Raw records:
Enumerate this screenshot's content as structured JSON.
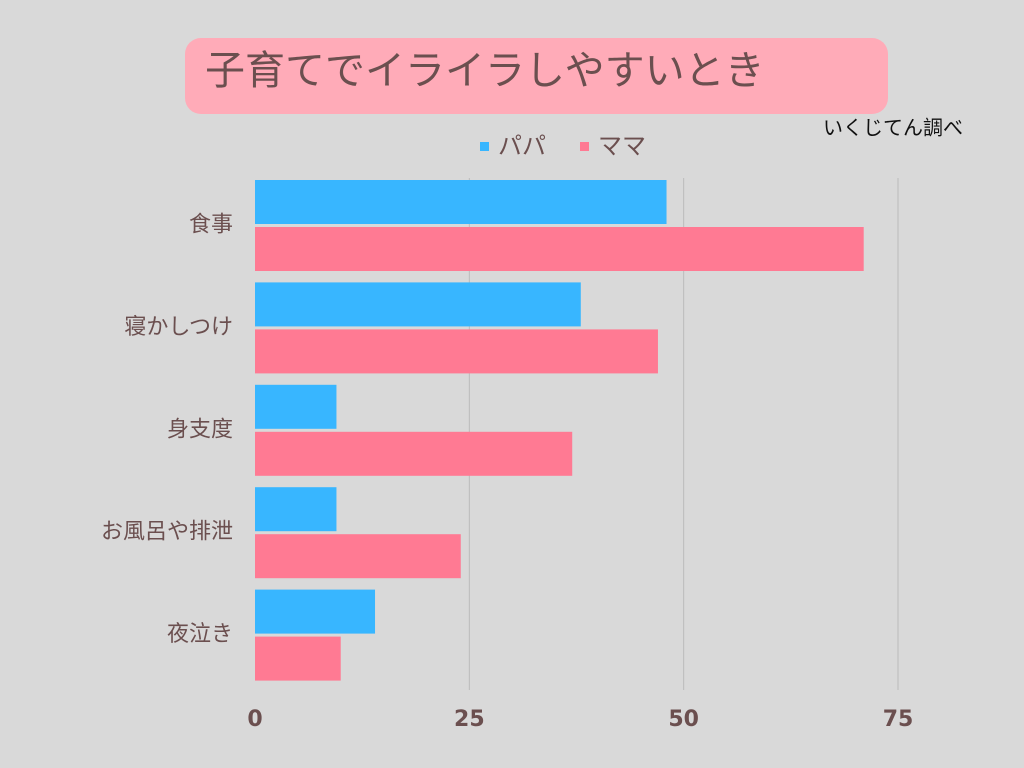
{
  "chart_data": {
    "type": "bar",
    "orientation": "horizontal",
    "title": "子育てでイライラしやすいとき",
    "source": "いくじてん調べ",
    "categories": [
      "食事",
      "寝かしつけ",
      "身支度",
      "お風呂や排泄",
      "夜泣き"
    ],
    "series": [
      {
        "name": "パパ",
        "color": "#38b6ff",
        "values": [
          48,
          38,
          9.5,
          9.5,
          14
        ]
      },
      {
        "name": "ママ",
        "color": "#ff7a93",
        "values": [
          71,
          47,
          37,
          24,
          10
        ]
      }
    ],
    "xlim": [
      0,
      75
    ],
    "xticks": [
      0,
      25,
      50,
      75
    ],
    "grid": true,
    "legend": "top"
  }
}
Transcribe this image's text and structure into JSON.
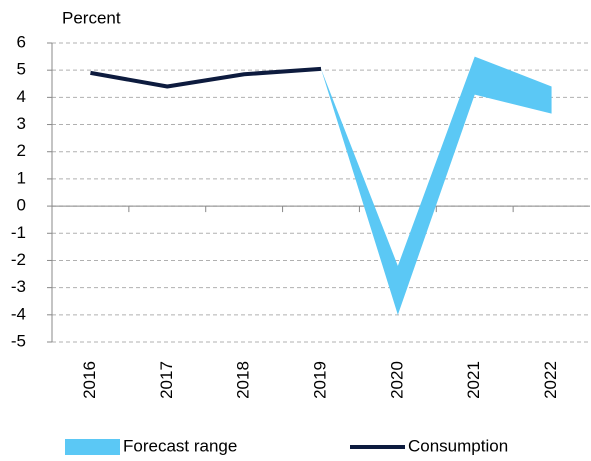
{
  "chart_data": {
    "type": "line",
    "y_label": "Percent",
    "categories": [
      "2016",
      "2017",
      "2018",
      "2019",
      "2020",
      "2021",
      "2022"
    ],
    "series": [
      {
        "name": "Forecast range",
        "color": "#5bc8f5",
        "kind": "band",
        "upper": [
          null,
          null,
          null,
          5.05,
          -2.2,
          5.5,
          4.4
        ],
        "lower": [
          null,
          null,
          null,
          5.05,
          -4.0,
          4.1,
          3.4
        ]
      },
      {
        "name": "Consumption",
        "color": "#0d1b3e",
        "kind": "line",
        "values": [
          4.9,
          4.4,
          4.85,
          5.05,
          null,
          null,
          null
        ]
      }
    ],
    "ylim": [
      -5,
      6
    ],
    "yticks": [
      -5,
      -4,
      -3,
      -2,
      -1,
      0,
      1,
      2,
      3,
      4,
      5,
      6
    ],
    "grid": true,
    "legend": "bottom"
  }
}
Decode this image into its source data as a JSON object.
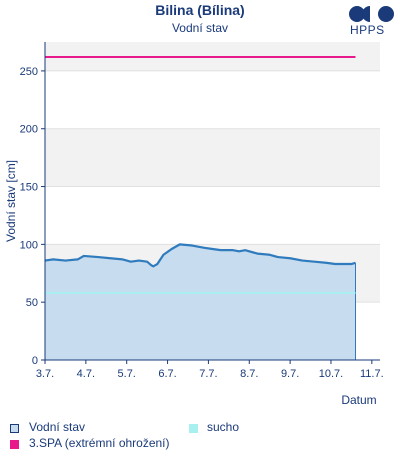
{
  "header": {
    "title": "Bilina (Bílina)",
    "subtitle": "Vodní stav",
    "logo_text": "HPPS"
  },
  "colors": {
    "level_line": "#2f7bbd",
    "level_fill": "#c7dcee",
    "drought": "#a8f0f0",
    "spa3": "#e8198b",
    "band": "#f2f2f2",
    "axis": "#1a3a7a"
  },
  "legend": {
    "level": "Vodní stav",
    "drought": "sucho",
    "spa3": "3.SPA (extrémní ohrožení)"
  },
  "chart_data": {
    "type": "area",
    "title": "Bilina (Bílina)",
    "subtitle": "Vodní stav",
    "ylabel": "Vodní stav [cm]",
    "xlabel": "Datum",
    "ylim": [
      0,
      275
    ],
    "yticks": [
      0,
      50,
      100,
      150,
      200,
      250
    ],
    "xlim": [
      0,
      8.2
    ],
    "xticks": [
      "3.7.",
      "4.7.",
      "5.7.",
      "6.7.",
      "7.7.",
      "8.7.",
      "9.7.",
      "10.7.",
      "11.7."
    ],
    "thresholds": [
      {
        "name": "3.SPA (extrémní ohrožení)",
        "value": 262
      },
      {
        "name": "sucho",
        "value": 58
      }
    ],
    "series": [
      {
        "name": "Vodní stav",
        "x": [
          0,
          0.2,
          0.5,
          0.8,
          0.95,
          1.3,
          1.6,
          1.9,
          2.1,
          2.3,
          2.5,
          2.6,
          2.65,
          2.75,
          2.9,
          3.1,
          3.3,
          3.6,
          3.9,
          4.1,
          4.3,
          4.6,
          4.75,
          4.9,
          5.2,
          5.5,
          5.7,
          6.0,
          6.3,
          6.6,
          6.9,
          7.1,
          7.3,
          7.5,
          7.6
        ],
        "y": [
          86,
          87,
          86,
          87,
          90,
          89,
          88,
          87,
          85,
          86,
          85,
          82,
          81,
          83,
          91,
          96,
          100,
          99,
          97,
          96,
          95,
          95,
          94,
          95,
          92,
          91,
          89,
          88,
          86,
          85,
          84,
          83,
          83,
          83,
          84
        ]
      }
    ],
    "grid": true,
    "legend_position": "bottom"
  }
}
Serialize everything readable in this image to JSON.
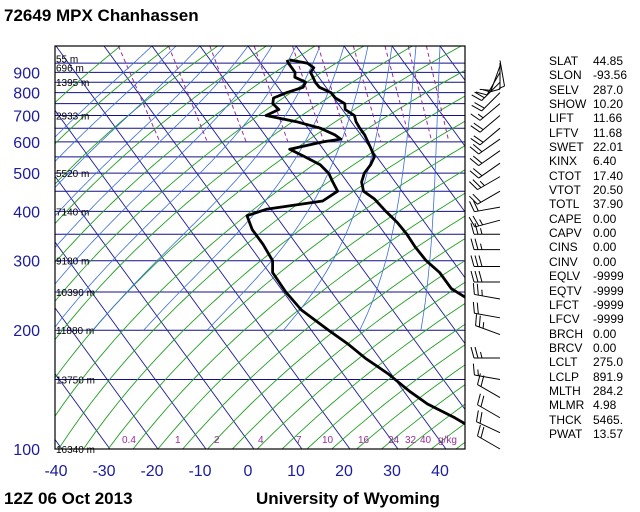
{
  "header": {
    "title": "72649 MPX Chanhassen"
  },
  "footer": {
    "time": "12Z 06 Oct 2013",
    "source": "University of Wyoming"
  },
  "chart_data": {
    "type": "skew-t",
    "pressure_levels": [
      100,
      200,
      300,
      400,
      500,
      600,
      700,
      800,
      900
    ],
    "temperature_ticks": [
      -40,
      -30,
      -20,
      -10,
      0,
      10,
      20,
      30,
      40
    ],
    "xlim": [
      -40,
      45
    ],
    "ylim_hpa": [
      1000,
      100
    ],
    "height_labels": [
      {
        "p": 100,
        "label": "16340 m"
      },
      {
        "p": 150,
        "label": "13750 m"
      },
      {
        "p": 200,
        "label": "11880 m"
      },
      {
        "p": 250,
        "label": "10390 m"
      },
      {
        "p": 300,
        "label": "9180 m"
      },
      {
        "p": 400,
        "label": "7140 m"
      },
      {
        "p": 500,
        "label": "5520 m"
      },
      {
        "p": 700,
        "label": "2933 m"
      },
      {
        "p": 850,
        "label": "1395 m"
      },
      {
        "p": 925,
        "label": "696 m"
      },
      {
        "p": 975,
        "label": "55 m"
      }
    ],
    "mixing_ratio_labels": [
      "0.4",
      "1",
      "2",
      "4",
      "7",
      "10",
      "16",
      "24",
      "32",
      "40",
      "g/kg"
    ],
    "mixing_ratio_values": [
      0.4,
      1,
      2,
      4,
      7,
      10,
      16,
      24,
      32,
      40
    ],
    "temperature_profile": [
      {
        "p": 968,
        "t": 6.5
      },
      {
        "p": 950,
        "t": 9.8
      },
      {
        "p": 925,
        "t": 10.4
      },
      {
        "p": 900,
        "t": 9.0
      },
      {
        "p": 875,
        "t": 8.8
      },
      {
        "p": 850,
        "t": 8.5
      },
      {
        "p": 825,
        "t": 8.6
      },
      {
        "p": 800,
        "t": 10.2
      },
      {
        "p": 775,
        "t": 10.3
      },
      {
        "p": 750,
        "t": 11.4
      },
      {
        "p": 725,
        "t": 10.6
      },
      {
        "p": 700,
        "t": 11.6
      },
      {
        "p": 675,
        "t": 11.0
      },
      {
        "p": 650,
        "t": 10.8
      },
      {
        "p": 625,
        "t": 10.8
      },
      {
        "p": 600,
        "t": 10.4
      },
      {
        "p": 575,
        "t": 10.0
      },
      {
        "p": 550,
        "t": 9.5
      },
      {
        "p": 525,
        "t": 7.5
      },
      {
        "p": 500,
        "t": 4.9
      },
      {
        "p": 475,
        "t": 3.0
      },
      {
        "p": 450,
        "t": 2.0
      },
      {
        "p": 430,
        "t": 3.1
      },
      {
        "p": 400,
        "t": 3.6
      },
      {
        "p": 375,
        "t": 4.3
      },
      {
        "p": 350,
        "t": 4.5
      },
      {
        "p": 325,
        "t": 4.3
      },
      {
        "p": 300,
        "t": 4.5
      },
      {
        "p": 280,
        "t": 5.5
      },
      {
        "p": 255,
        "t": 5.5
      },
      {
        "p": 230,
        "t": 8.7
      },
      {
        "p": 200,
        "t": 9.8
      },
      {
        "p": 175,
        "t": 10.8
      },
      {
        "p": 160,
        "t": 11.7
      },
      {
        "p": 145,
        "t": 13.4
      },
      {
        "p": 130,
        "t": 14.2
      },
      {
        "p": 120,
        "t": 18.0
      },
      {
        "p": 108,
        "t": 22.6
      },
      {
        "p": 100,
        "t": 26.5
      }
    ],
    "dewpoint_profile": [
      {
        "p": 968,
        "t": 6.0
      },
      {
        "p": 950,
        "t": 5.8
      },
      {
        "p": 925,
        "t": 5.8
      },
      {
        "p": 900,
        "t": 5.8
      },
      {
        "p": 875,
        "t": 5.0
      },
      {
        "p": 850,
        "t": 6.5
      },
      {
        "p": 825,
        "t": 5.2
      },
      {
        "p": 800,
        "t": 1.0
      },
      {
        "p": 775,
        "t": -2.6
      },
      {
        "p": 750,
        "t": -3.6
      },
      {
        "p": 725,
        "t": -3.2
      },
      {
        "p": 700,
        "t": -6.8
      },
      {
        "p": 675,
        "t": -1.4
      },
      {
        "p": 650,
        "t": 2.6
      },
      {
        "p": 625,
        "t": 4.6
      },
      {
        "p": 610,
        "t": 5.2
      },
      {
        "p": 600,
        "t": 1.0
      },
      {
        "p": 575,
        "t": -7.0
      },
      {
        "p": 550,
        "t": -5.0
      },
      {
        "p": 525,
        "t": -3.0
      },
      {
        "p": 500,
        "t": -2.5
      },
      {
        "p": 475,
        "t": -3.0
      },
      {
        "p": 450,
        "t": -3.4
      },
      {
        "p": 425,
        "t": -8.0
      },
      {
        "p": 405,
        "t": -21.0
      },
      {
        "p": 390,
        "t": -26.0
      },
      {
        "p": 360,
        "t": -27.0
      },
      {
        "p": 330,
        "t": -27.0
      },
      {
        "p": 300,
        "t": -27.5
      },
      {
        "p": 280,
        "t": -29.3
      },
      {
        "p": 250,
        "t": -29.5
      },
      {
        "p": 225,
        "t": -29.0
      },
      {
        "p": 200,
        "t": -26.4
      },
      {
        "p": 185,
        "t": -24.5
      },
      {
        "p": 170,
        "t": -23.0
      },
      {
        "p": 155,
        "t": -20.6
      },
      {
        "p": 140,
        "t": -18.8
      },
      {
        "p": 130,
        "t": -17.0
      },
      {
        "p": 120,
        "t": -13.4
      },
      {
        "p": 110,
        "t": -10.4
      },
      {
        "p": 100,
        "t": -4.5
      }
    ],
    "wind_barbs": [
      {
        "p": 100,
        "dir": 300,
        "spd": 20
      },
      {
        "p": 110,
        "dir": 295,
        "spd": 20
      },
      {
        "p": 120,
        "dir": 300,
        "spd": 20
      },
      {
        "p": 135,
        "dir": 300,
        "spd": 20
      },
      {
        "p": 150,
        "dir": 280,
        "spd": 15
      },
      {
        "p": 170,
        "dir": 270,
        "spd": 25
      },
      {
        "p": 195,
        "dir": 290,
        "spd": 25
      },
      {
        "p": 215,
        "dir": 280,
        "spd": 20
      },
      {
        "p": 240,
        "dir": 280,
        "spd": 25
      },
      {
        "p": 265,
        "dir": 270,
        "spd": 30
      },
      {
        "p": 290,
        "dir": 270,
        "spd": 30
      },
      {
        "p": 320,
        "dir": 270,
        "spd": 25
      },
      {
        "p": 350,
        "dir": 270,
        "spd": 25
      },
      {
        "p": 380,
        "dir": 255,
        "spd": 25
      },
      {
        "p": 410,
        "dir": 260,
        "spd": 20
      },
      {
        "p": 450,
        "dir": 240,
        "spd": 20
      },
      {
        "p": 490,
        "dir": 240,
        "spd": 25
      },
      {
        "p": 530,
        "dir": 235,
        "spd": 20
      },
      {
        "p": 570,
        "dir": 235,
        "spd": 20
      },
      {
        "p": 610,
        "dir": 235,
        "spd": 20
      },
      {
        "p": 650,
        "dir": 230,
        "spd": 20
      },
      {
        "p": 700,
        "dir": 230,
        "spd": 20
      },
      {
        "p": 750,
        "dir": 230,
        "spd": 15
      },
      {
        "p": 800,
        "dir": 225,
        "spd": 20
      },
      {
        "p": 850,
        "dir": 225,
        "spd": 20
      },
      {
        "p": 900,
        "dir": 210,
        "spd": 15
      },
      {
        "p": 935,
        "dir": 200,
        "spd": 10
      },
      {
        "p": 950,
        "dir": 180,
        "spd": 10
      },
      {
        "p": 965,
        "dir": 170,
        "spd": 5
      }
    ]
  },
  "indices": [
    {
      "key": "SLAT",
      "value": "44.85"
    },
    {
      "key": "SLON",
      "value": "-93.56"
    },
    {
      "key": "SELV",
      "value": "287.0"
    },
    {
      "key": "SHOW",
      "value": "10.20"
    },
    {
      "key": "LIFT",
      "value": "11.66"
    },
    {
      "key": "LFTV",
      "value": "11.68"
    },
    {
      "key": "SWET",
      "value": "22.01"
    },
    {
      "key": "KINX",
      "value": "6.40"
    },
    {
      "key": "CTOT",
      "value": "17.40"
    },
    {
      "key": "VTOT",
      "value": "20.50"
    },
    {
      "key": "TOTL",
      "value": "37.90"
    },
    {
      "key": "CAPE",
      "value": "0.00"
    },
    {
      "key": "CAPV",
      "value": "0.00"
    },
    {
      "key": "CINS",
      "value": "0.00"
    },
    {
      "key": "CINV",
      "value": "0.00"
    },
    {
      "key": "EQLV",
      "value": "-9999"
    },
    {
      "key": "EQTV",
      "value": "-9999"
    },
    {
      "key": "LFCT",
      "value": "-9999"
    },
    {
      "key": "LFCV",
      "value": "-9999"
    },
    {
      "key": "BRCH",
      "value": "0.00"
    },
    {
      "key": "BRCV",
      "value": "0.00"
    },
    {
      "key": "LCLT",
      "value": "275.0"
    },
    {
      "key": "LCLP",
      "value": "891.9"
    },
    {
      "key": "MLTH",
      "value": "284.2"
    },
    {
      "key": "MLMR",
      "value": "4.98"
    },
    {
      "key": "THCK",
      "value": "5465."
    },
    {
      "key": "PWAT",
      "value": "13.57"
    }
  ]
}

Directions for this task: Consider the entries above and return each line with the string "Vodní".

Correct response:
    "subtitle": "Vodní stav",
    "level": "Vodní stav",
    "subtitle": "Vodní stav",
    "ylabel": "Vodní stav [cm]",
        "name": "Vodní stav",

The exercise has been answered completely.